**What is being asked:**
Your answer should consist of the lines in the data below that contain "panel".

[Figure record listings]
^^^^^^^^
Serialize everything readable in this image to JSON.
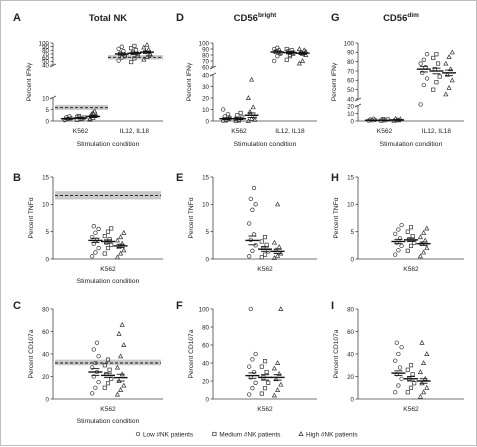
{
  "legend": {
    "items": [
      {
        "label": "Low #NK patients",
        "marker": "circle"
      },
      {
        "label": "Medium #NK patients",
        "marker": "square"
      },
      {
        "label": "High #NK patients",
        "marker": "triangle"
      }
    ]
  },
  "colors": {
    "marker": "#333333",
    "band": "#c8c8c8",
    "axis": "#444444"
  },
  "chart_data": [
    {
      "panel": "A",
      "title": "Total NK",
      "title_sup": "",
      "type": "scatter",
      "ylabel": "Percent IFNγ",
      "xlabel": "Stimulation condition",
      "categories": [
        "K562",
        "IL12, IL18"
      ],
      "broken_axis": true,
      "lower_ticks": [
        0,
        5,
        10
      ],
      "upper_ticks": [
        40,
        50,
        60,
        70,
        80,
        90,
        100
      ],
      "reference": {
        "value": 5.8,
        "band": [
          4.8,
          7.0
        ],
        "upper_value": 61,
        "upper_band": [
          55,
          67
        ]
      },
      "series": [
        {
          "name": "Low #NK patients",
          "marker": "circle",
          "groups": [
            {
              "mean": 1.0,
              "sem": 0.3,
              "values": [
                0.4,
                0.8,
                1.2,
                1.6,
                2.0,
                0.6,
                1.0
              ]
            },
            {
              "mean": 70,
              "sem": 3,
              "values": [
                52,
                60,
                66,
                72,
                78,
                84,
                90,
                64
              ]
            }
          ]
        },
        {
          "name": "Medium #NK patients",
          "marker": "square",
          "groups": [
            {
              "mean": 1.3,
              "sem": 0.3,
              "values": [
                0.5,
                1.0,
                1.5,
                2.2,
                0.8,
                1.8
              ]
            },
            {
              "mean": 72,
              "sem": 3,
              "values": [
                48,
                58,
                66,
                74,
                80,
                86,
                92,
                70
              ]
            }
          ]
        },
        {
          "name": "High #NK patients",
          "marker": "triangle",
          "groups": [
            {
              "mean": 2.0,
              "sem": 0.5,
              "values": [
                0.6,
                1.4,
                2.4,
                3.0,
                4.2,
                1.0,
                3.5
              ]
            },
            {
              "mean": 75,
              "sem": 3,
              "values": [
                55,
                62,
                70,
                76,
                82,
                88,
                95,
                68
              ]
            }
          ]
        }
      ]
    },
    {
      "panel": "D",
      "title": "CD56",
      "title_sup": "bright",
      "type": "scatter",
      "ylabel": "Percent IFNγ",
      "xlabel": "Stimulation condition",
      "categories": [
        "K562",
        "IL12, IL18"
      ],
      "broken_axis": false,
      "lower_ticks": [
        0,
        10,
        20,
        30,
        40
      ],
      "upper_ticks": [
        60,
        70,
        80,
        90,
        100
      ],
      "reference": null,
      "series": [
        {
          "name": "Low #NK patients",
          "marker": "circle",
          "groups": [
            {
              "mean": 2,
              "sem": 0.8,
              "values": [
                0,
                1,
                2,
                4,
                6,
                10,
                0.5,
                3
              ]
            },
            {
              "mean": 85,
              "sem": 2,
              "values": [
                70,
                78,
                82,
                86,
                88,
                90,
                92,
                84
              ]
            }
          ]
        },
        {
          "name": "Medium #NK patients",
          "marker": "square",
          "groups": [
            {
              "mean": 2,
              "sem": 0.8,
              "values": [
                0,
                1,
                3,
                5,
                7,
                2,
                0.5
              ]
            },
            {
              "mean": 84,
              "sem": 2,
              "values": [
                72,
                78,
                82,
                86,
                88,
                90,
                80,
                84
              ]
            }
          ]
        },
        {
          "name": "High #NK patients",
          "marker": "triangle",
          "groups": [
            {
              "mean": 5,
              "sem": 2,
              "values": [
                0,
                2,
                4,
                8,
                12,
                20,
                36,
                1,
                6
              ]
            },
            {
              "mean": 83,
              "sem": 2,
              "values": [
                66,
                70,
                80,
                85,
                88,
                90,
                82,
                86
              ]
            }
          ]
        }
      ]
    },
    {
      "panel": "G",
      "title": "CD56",
      "title_sup": "dim",
      "type": "scatter",
      "ylabel": "Percent IFNγ",
      "xlabel": "Stimulation condition",
      "categories": [
        "K562",
        "IL12, IL18"
      ],
      "broken_axis": false,
      "lower_ticks": [
        0,
        10,
        20
      ],
      "upper_ticks": [
        40,
        50,
        60,
        70,
        80,
        90,
        100
      ],
      "reference": null,
      "series": [
        {
          "name": "Low #NK patients",
          "marker": "circle",
          "groups": [
            {
              "mean": 1,
              "sem": 0.3,
              "values": [
                0.5,
                1,
                1.5,
                2,
                3
              ]
            },
            {
              "mean": 72,
              "sem": 3,
              "values": [
                22,
                55,
                62,
                68,
                74,
                78,
                82,
                88
              ]
            }
          ]
        },
        {
          "name": "Medium #NK patients",
          "marker": "square",
          "groups": [
            {
              "mean": 1,
              "sem": 0.3,
              "values": [
                0.5,
                1,
                2,
                2.5
              ]
            },
            {
              "mean": 70,
              "sem": 3,
              "values": [
                50,
                58,
                64,
                72,
                78,
                84,
                88
              ]
            }
          ]
        },
        {
          "name": "High #NK patients",
          "marker": "triangle",
          "groups": [
            {
              "mean": 1.5,
              "sem": 0.4,
              "values": [
                0.5,
                1.5,
                2.5,
                3,
                1
              ]
            },
            {
              "mean": 68,
              "sem": 3,
              "values": [
                45,
                52,
                60,
                66,
                72,
                78,
                85,
                90
              ]
            }
          ]
        }
      ]
    },
    {
      "panel": "B",
      "title": "",
      "title_sup": "",
      "type": "scatter",
      "ylabel": "Percent TNFα",
      "xlabel": "Stimulation condition",
      "categories": [
        "K562"
      ],
      "ylim": [
        0,
        15
      ],
      "ticks": [
        0,
        5,
        10,
        15
      ],
      "reference": {
        "value": 11.6,
        "band": [
          10.9,
          12.4
        ]
      },
      "series": [
        {
          "name": "Low #NK patients",
          "marker": "circle",
          "groups": [
            {
              "mean": 3.4,
              "sem": 0.4,
              "values": [
                0.5,
                1.2,
                2,
                2.8,
                3.5,
                4,
                4.8,
                5.5,
                6
              ]
            }
          ]
        },
        {
          "name": "Medium #NK patients",
          "marker": "square",
          "groups": [
            {
              "mean": 3.2,
              "sem": 0.3,
              "values": [
                1,
                2,
                2.6,
                3,
                3.6,
                4.2,
                5,
                5.6
              ]
            }
          ]
        },
        {
          "name": "High #NK patients",
          "marker": "triangle",
          "groups": [
            {
              "mean": 2.4,
              "sem": 0.3,
              "values": [
                0.3,
                1,
                1.6,
                2.2,
                2.8,
                3.4,
                4,
                4.8
              ]
            }
          ]
        }
      ]
    },
    {
      "panel": "E",
      "title": "",
      "title_sup": "",
      "type": "scatter",
      "ylabel": "Percent TNFα",
      "xlabel": "",
      "categories": [
        "K562"
      ],
      "ylim": [
        0,
        15
      ],
      "ticks": [
        0,
        5,
        10,
        15
      ],
      "reference": null,
      "series": [
        {
          "name": "Low #NK patients",
          "marker": "circle",
          "groups": [
            {
              "mean": 3.4,
              "sem": 0.8,
              "values": [
                0.5,
                1.5,
                2.5,
                3.5,
                4.5,
                6.5,
                9,
                10,
                11,
                13
              ]
            }
          ]
        },
        {
          "name": "Medium #NK patients",
          "marker": "square",
          "groups": [
            {
              "mean": 1.8,
              "sem": 0.4,
              "values": [
                0.3,
                0.8,
                1.4,
                2,
                2.6,
                3.2,
                4
              ]
            }
          ]
        },
        {
          "name": "High #NK patients",
          "marker": "triangle",
          "groups": [
            {
              "mean": 1.4,
              "sem": 0.4,
              "values": [
                0.2,
                0.6,
                1,
                1.6,
                2.2,
                3,
                10
              ]
            }
          ]
        }
      ]
    },
    {
      "panel": "H",
      "title": "",
      "title_sup": "",
      "type": "scatter",
      "ylabel": "Percent TNFα",
      "xlabel": "",
      "categories": [
        "K562"
      ],
      "ylim": [
        0,
        15
      ],
      "ticks": [
        0,
        5,
        10,
        15
      ],
      "reference": null,
      "series": [
        {
          "name": "Low #NK patients",
          "marker": "circle",
          "groups": [
            {
              "mean": 3.2,
              "sem": 0.4,
              "values": [
                0.8,
                1.6,
                2.4,
                3,
                3.8,
                4.6,
                5.4,
                6.2
              ]
            }
          ]
        },
        {
          "name": "Medium #NK patients",
          "marker": "square",
          "groups": [
            {
              "mean": 3.5,
              "sem": 0.3,
              "values": [
                1.5,
                2.4,
                3,
                3.6,
                4.2,
                5,
                5.8
              ]
            }
          ]
        },
        {
          "name": "High #NK patients",
          "marker": "triangle",
          "groups": [
            {
              "mean": 2.8,
              "sem": 0.3,
              "values": [
                0.5,
                1.2,
                2,
                2.8,
                3.4,
                4,
                4.8,
                5.6
              ]
            }
          ]
        }
      ]
    },
    {
      "panel": "C",
      "title": "",
      "title_sup": "",
      "type": "scatter",
      "ylabel": "Percent CD107a",
      "xlabel": "Stimulation condition",
      "categories": [
        "K562"
      ],
      "ylim": [
        0,
        80
      ],
      "ticks": [
        0,
        20,
        40,
        60,
        80
      ],
      "reference": {
        "value": 32,
        "band": [
          30,
          35
        ]
      },
      "series": [
        {
          "name": "Low #NK patients",
          "marker": "circle",
          "groups": [
            {
              "mean": 24,
              "sem": 3,
              "values": [
                5,
                10,
                15,
                20,
                24,
                28,
                32,
                38,
                44,
                50
              ]
            }
          ]
        },
        {
          "name": "Medium #NK patients",
          "marker": "square",
          "groups": [
            {
              "mean": 21,
              "sem": 2,
              "values": [
                10,
                14,
                18,
                22,
                26,
                30,
                35
              ]
            }
          ]
        },
        {
          "name": "High #NK patients",
          "marker": "triangle",
          "groups": [
            {
              "mean": 19,
              "sem": 3,
              "values": [
                4,
                8,
                12,
                16,
                22,
                28,
                38,
                48,
                58,
                66
              ]
            }
          ]
        }
      ]
    },
    {
      "panel": "F",
      "title": "",
      "title_sup": "",
      "type": "scatter",
      "ylabel": "Percent CD107a",
      "xlabel": "",
      "categories": [
        "K562"
      ],
      "ylim": [
        0,
        100
      ],
      "ticks": [
        0,
        20,
        40,
        60,
        80,
        100
      ],
      "reference": null,
      "series": [
        {
          "name": "Low #NK patients",
          "marker": "circle",
          "groups": [
            {
              "mean": 26,
              "sem": 3,
              "values": [
                5,
                12,
                18,
                24,
                30,
                36,
                44,
                50,
                100
              ]
            }
          ]
        },
        {
          "name": "Medium #NK patients",
          "marker": "square",
          "groups": [
            {
              "mean": 24,
              "sem": 3,
              "values": [
                6,
                12,
                18,
                24,
                30,
                36,
                42
              ]
            }
          ]
        },
        {
          "name": "High #NK patients",
          "marker": "triangle",
          "groups": [
            {
              "mean": 24,
              "sem": 3,
              "values": [
                4,
                10,
                16,
                22,
                28,
                34,
                40,
                100
              ]
            }
          ]
        }
      ]
    },
    {
      "panel": "I",
      "title": "",
      "title_sup": "",
      "type": "scatter",
      "ylabel": "Percent CD107a",
      "xlabel": "",
      "categories": [
        "K562"
      ],
      "ylim": [
        0,
        80
      ],
      "ticks": [
        0,
        20,
        40,
        60,
        80
      ],
      "reference": null,
      "series": [
        {
          "name": "Low #NK patients",
          "marker": "circle",
          "groups": [
            {
              "mean": 23,
              "sem": 2,
              "values": [
                6,
                12,
                18,
                22,
                28,
                34,
                40,
                46,
                50
              ]
            }
          ]
        },
        {
          "name": "Medium #NK patients",
          "marker": "square",
          "groups": [
            {
              "mean": 18,
              "sem": 2,
              "values": [
                6,
                10,
                14,
                18,
                22,
                26,
                30
              ]
            }
          ]
        },
        {
          "name": "High #NK patients",
          "marker": "triangle",
          "groups": [
            {
              "mean": 16,
              "sem": 2,
              "values": [
                2,
                6,
                10,
                14,
                18,
                24,
                32,
                40,
                50
              ]
            }
          ]
        }
      ]
    }
  ]
}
^^^^^^^^
**Response:**
      "panel": "A",
      "panel": "D",
      "panel": "G",
      "panel": "B",
      "panel": "E",
      "panel": "H",
      "panel": "C",
      "panel": "F",
      "panel": "I",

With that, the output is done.